Go through the data below and return each line containing the word "barrier".

=== Begin Enclosure ===

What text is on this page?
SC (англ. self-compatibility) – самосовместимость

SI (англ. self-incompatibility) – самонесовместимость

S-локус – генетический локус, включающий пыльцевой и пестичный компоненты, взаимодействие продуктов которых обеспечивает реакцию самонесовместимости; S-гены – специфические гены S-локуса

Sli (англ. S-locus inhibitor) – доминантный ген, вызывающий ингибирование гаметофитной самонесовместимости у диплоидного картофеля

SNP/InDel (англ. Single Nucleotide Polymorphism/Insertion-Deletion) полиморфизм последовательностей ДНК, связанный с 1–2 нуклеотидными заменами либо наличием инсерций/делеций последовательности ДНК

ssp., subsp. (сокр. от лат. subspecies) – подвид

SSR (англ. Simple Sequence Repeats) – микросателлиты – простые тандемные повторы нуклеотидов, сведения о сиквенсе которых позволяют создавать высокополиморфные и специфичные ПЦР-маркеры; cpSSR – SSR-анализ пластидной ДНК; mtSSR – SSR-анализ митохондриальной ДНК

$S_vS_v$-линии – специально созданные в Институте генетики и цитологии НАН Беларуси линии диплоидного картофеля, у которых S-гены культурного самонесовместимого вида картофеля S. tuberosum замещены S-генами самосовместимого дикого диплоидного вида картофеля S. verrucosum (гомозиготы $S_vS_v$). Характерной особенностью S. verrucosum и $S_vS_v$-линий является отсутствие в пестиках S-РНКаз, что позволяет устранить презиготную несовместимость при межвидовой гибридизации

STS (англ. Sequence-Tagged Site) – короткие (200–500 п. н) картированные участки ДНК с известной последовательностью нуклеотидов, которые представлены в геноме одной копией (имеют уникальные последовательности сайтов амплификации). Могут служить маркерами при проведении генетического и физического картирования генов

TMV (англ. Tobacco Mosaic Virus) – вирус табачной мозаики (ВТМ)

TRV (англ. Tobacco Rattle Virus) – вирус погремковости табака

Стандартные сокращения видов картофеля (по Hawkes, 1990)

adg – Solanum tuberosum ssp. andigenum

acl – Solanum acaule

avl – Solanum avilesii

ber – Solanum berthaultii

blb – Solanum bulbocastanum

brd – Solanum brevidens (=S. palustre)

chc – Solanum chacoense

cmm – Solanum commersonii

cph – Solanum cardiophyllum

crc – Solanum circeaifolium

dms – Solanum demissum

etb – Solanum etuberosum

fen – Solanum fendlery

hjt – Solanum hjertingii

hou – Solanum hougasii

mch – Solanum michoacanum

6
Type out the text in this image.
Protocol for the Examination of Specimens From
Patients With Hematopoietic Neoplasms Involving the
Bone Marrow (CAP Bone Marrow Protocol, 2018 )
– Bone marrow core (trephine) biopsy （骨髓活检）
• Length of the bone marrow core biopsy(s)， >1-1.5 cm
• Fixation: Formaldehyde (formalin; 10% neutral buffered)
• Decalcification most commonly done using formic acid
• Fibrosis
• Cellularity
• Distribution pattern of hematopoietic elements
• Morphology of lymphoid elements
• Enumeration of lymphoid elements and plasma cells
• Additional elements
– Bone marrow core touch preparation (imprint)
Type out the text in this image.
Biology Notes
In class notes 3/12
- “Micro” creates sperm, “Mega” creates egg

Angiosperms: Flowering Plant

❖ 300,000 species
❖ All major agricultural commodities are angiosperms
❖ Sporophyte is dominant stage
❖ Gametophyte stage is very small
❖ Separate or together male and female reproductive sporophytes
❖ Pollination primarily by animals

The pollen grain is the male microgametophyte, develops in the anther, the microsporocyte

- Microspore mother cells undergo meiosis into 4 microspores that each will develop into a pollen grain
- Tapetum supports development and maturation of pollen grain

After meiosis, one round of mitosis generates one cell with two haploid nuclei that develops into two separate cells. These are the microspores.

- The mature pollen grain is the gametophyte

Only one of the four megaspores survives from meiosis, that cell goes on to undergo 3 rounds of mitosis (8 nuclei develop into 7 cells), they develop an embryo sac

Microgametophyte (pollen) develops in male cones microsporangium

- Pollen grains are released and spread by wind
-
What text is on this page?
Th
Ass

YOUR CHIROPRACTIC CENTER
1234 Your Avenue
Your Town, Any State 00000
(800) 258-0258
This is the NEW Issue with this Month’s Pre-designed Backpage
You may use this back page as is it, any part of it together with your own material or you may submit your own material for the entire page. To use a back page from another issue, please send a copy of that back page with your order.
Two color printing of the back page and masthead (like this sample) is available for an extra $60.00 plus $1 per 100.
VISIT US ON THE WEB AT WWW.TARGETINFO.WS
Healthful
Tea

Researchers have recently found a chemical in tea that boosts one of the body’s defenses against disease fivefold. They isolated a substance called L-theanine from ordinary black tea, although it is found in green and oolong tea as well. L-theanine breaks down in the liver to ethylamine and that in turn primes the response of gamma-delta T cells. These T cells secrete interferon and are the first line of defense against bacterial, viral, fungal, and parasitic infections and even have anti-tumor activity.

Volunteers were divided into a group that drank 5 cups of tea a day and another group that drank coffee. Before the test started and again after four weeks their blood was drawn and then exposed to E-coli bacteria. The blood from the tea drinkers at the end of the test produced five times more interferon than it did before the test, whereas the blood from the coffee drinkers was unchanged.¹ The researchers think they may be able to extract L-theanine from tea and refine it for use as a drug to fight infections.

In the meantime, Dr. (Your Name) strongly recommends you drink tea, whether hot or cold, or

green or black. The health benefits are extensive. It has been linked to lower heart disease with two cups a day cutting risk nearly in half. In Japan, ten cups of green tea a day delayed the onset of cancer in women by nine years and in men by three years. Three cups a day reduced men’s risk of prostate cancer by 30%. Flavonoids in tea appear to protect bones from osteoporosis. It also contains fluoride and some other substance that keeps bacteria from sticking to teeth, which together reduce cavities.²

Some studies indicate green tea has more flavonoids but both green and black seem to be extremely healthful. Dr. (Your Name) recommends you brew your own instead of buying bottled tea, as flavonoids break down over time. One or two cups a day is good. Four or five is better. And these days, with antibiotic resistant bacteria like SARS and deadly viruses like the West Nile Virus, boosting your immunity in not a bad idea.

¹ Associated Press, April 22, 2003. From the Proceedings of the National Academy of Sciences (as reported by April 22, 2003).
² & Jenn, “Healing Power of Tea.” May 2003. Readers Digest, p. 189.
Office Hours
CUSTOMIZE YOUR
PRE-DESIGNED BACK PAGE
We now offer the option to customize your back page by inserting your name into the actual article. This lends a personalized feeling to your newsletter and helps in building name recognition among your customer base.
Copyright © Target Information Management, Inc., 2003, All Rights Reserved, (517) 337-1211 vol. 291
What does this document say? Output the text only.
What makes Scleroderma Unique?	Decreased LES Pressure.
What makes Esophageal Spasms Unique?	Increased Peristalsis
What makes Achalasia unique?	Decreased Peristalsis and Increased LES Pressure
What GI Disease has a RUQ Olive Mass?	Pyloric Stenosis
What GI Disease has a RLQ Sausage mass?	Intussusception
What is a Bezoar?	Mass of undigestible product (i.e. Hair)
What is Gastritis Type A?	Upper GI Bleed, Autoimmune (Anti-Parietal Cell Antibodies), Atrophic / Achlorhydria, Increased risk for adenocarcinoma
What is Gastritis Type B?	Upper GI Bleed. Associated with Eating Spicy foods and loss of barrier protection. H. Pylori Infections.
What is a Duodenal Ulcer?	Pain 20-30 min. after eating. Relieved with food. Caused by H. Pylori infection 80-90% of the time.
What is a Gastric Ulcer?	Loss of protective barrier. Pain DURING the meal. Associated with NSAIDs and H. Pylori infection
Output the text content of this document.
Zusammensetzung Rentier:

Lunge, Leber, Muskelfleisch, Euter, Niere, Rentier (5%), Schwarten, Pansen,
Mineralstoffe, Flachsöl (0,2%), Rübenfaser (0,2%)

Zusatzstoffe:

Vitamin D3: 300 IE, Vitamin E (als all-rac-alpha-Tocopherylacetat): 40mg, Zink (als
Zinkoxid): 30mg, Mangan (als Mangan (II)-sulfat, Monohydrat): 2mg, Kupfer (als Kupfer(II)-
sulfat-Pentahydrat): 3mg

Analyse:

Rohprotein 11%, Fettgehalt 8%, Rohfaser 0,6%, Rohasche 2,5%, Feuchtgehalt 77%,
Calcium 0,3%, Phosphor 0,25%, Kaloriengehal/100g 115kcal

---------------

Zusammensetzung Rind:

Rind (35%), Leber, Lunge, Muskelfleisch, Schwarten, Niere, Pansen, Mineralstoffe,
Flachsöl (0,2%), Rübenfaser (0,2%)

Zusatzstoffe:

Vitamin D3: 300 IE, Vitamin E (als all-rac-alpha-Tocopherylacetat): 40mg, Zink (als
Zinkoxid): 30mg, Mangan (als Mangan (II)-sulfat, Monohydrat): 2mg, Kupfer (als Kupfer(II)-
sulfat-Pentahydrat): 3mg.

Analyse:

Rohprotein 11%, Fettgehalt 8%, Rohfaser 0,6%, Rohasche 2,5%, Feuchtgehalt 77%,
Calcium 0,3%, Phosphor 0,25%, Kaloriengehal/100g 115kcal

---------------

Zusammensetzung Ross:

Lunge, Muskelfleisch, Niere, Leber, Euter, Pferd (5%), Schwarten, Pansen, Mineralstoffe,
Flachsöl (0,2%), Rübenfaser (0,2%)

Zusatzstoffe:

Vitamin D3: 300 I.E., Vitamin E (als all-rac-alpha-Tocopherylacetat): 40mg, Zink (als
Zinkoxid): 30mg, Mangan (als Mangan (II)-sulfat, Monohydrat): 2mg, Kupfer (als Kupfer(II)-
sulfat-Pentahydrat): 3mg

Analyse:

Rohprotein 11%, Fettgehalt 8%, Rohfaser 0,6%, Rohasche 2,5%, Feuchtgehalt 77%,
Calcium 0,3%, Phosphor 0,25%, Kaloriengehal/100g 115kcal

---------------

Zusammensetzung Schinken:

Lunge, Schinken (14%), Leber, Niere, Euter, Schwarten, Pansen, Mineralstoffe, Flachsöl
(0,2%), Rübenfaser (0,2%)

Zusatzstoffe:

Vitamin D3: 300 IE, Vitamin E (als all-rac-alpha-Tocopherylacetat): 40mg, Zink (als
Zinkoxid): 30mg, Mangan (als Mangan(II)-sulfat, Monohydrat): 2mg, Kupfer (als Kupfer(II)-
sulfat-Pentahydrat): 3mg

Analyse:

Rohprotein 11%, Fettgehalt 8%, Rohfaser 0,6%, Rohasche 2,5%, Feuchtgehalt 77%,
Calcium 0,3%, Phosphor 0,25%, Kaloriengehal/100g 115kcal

=== End Enclosure ===

* **SOLUTION FOR THIS PROBLEM**
What is Gastritis Type B?	Upper GI Bleed. Associated with Eating Spicy foods and loss of barrier protection. H. Pylori Infections.
What is a Gastric Ulcer?	Loss of protective barrier. Pain DURING the meal. Associated with NSAIDs and H. Pylori infection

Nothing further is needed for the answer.